Each line below should be quoted exactly, please.

Figure record extracts
--*--

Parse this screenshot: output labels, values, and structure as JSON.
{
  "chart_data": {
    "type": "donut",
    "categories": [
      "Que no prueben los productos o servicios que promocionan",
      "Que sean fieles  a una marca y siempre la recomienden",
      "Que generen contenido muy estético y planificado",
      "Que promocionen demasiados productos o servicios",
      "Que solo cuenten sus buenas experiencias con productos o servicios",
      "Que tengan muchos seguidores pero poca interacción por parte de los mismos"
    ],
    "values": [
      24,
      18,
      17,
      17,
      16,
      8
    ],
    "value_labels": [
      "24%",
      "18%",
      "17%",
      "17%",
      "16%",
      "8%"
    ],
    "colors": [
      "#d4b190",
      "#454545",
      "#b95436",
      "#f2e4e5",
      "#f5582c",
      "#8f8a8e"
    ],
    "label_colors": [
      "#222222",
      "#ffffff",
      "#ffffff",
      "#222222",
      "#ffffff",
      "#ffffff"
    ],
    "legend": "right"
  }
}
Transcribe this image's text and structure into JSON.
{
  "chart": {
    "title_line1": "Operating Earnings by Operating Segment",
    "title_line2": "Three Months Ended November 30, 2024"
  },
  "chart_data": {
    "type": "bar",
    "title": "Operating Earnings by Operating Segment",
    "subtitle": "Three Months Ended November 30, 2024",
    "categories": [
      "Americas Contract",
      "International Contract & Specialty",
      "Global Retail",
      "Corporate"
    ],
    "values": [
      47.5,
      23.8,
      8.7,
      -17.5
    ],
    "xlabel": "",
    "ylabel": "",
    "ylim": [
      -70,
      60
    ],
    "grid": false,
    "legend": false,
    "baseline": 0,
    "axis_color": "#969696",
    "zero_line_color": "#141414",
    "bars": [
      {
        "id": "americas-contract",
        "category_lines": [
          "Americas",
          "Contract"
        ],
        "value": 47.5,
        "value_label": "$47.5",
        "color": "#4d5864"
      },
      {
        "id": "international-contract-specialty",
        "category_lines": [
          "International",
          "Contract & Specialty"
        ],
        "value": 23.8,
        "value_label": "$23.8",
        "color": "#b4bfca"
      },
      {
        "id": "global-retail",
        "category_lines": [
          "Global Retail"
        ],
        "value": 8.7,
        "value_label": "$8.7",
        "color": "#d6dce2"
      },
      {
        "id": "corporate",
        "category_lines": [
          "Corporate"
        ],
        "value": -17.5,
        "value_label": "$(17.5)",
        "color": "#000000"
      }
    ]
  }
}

--*--

■ **Full response**
Parse this screenshot: output labels, values, and structure as JSON.
{
  "chart_data": {
    "type": "donut",
    "categories": [
      "Que no prueben los productos o servicios que promocionan",
      "Que sean fieles  a una marca y siempre la recomienden",
      "Que generen contenido muy estético y planificado",
      "Que promocionen demasiados productos o servicios",
      "Que solo cuenten sus buenas experiencias con productos o servicios",
      "Que tengan muchos seguidores pero poca interacción por parte de los mismos"
    ],
    "values": [
      24,
      18,
      17,
      17,
      16,
      8
    ],
    "value_labels": [
      "24%",
      "18%",
      "17%",
      "17%",
      "16%",
      "8%"
    ],
    "colors": [
      "#d4b190",
      "#454545",
      "#b95436",
      "#f2e4e5",
      "#f5582c",
      "#8f8a8e"
    ],
    "label_colors": [
      "#222222",
      "#ffffff",
      "#ffffff",
      "#222222",
      "#ffffff",
      "#ffffff"
    ],
    "legend": "right"
  }
}
Transcribe this image's text and structure into JSON.
{
  "chart": {
    "title_line1": "Operating Earnings by Operating Segment",
    "title_line2": "Three Months Ended November 30, 2024"
  },
  "chart_data": {
    "type": "bar",
    "title": "Operating Earnings by Operating Segment",
    "subtitle": "Three Months Ended November 30, 2024",
    "categories": [
      "Americas Contract",
      "International Contract & Specialty",
      "Global Retail",
      "Corporate"
    ],
    "values": [
      47.5,
      23.8,
      8.7,
      -17.5
    ],
    "xlabel": "",
    "ylabel": "",
    "ylim": [
      -70,
      60
    ],
    "grid": false,
    "legend": false,
    "baseline": 0,
    "axis_color": "#969696",
    "zero_line_color": "#141414",
    "bars": [
      {
        "id": "americas-contract",
        "category_lines": [
          "Americas",
          "Contract"
        ],
        "value": 47.5,
        "value_label": "$47.5",
        "color": "#4d5864"
      },
      {
        "id": "international-contract-specialty",
        "category_lines": [
          "International",
          "Contract & Specialty"
        ],
        "value": 23.8,
        "value_label": "$23.8",
        "color": "#b4bfca"
      },
      {
        "id": "global-retail",
        "category_lines": [
          "Global Retail"
        ],
        "value": 8.7,
        "value_label": "$8.7",
        "color": "#d6dce2"
      },
      {
        "id": "corporate",
        "category_lines": [
          "Corporate"
        ],
        "value": -17.5,
        "value_label": "$(17.5)",
        "color": "#000000"
      }
    ]
  }
}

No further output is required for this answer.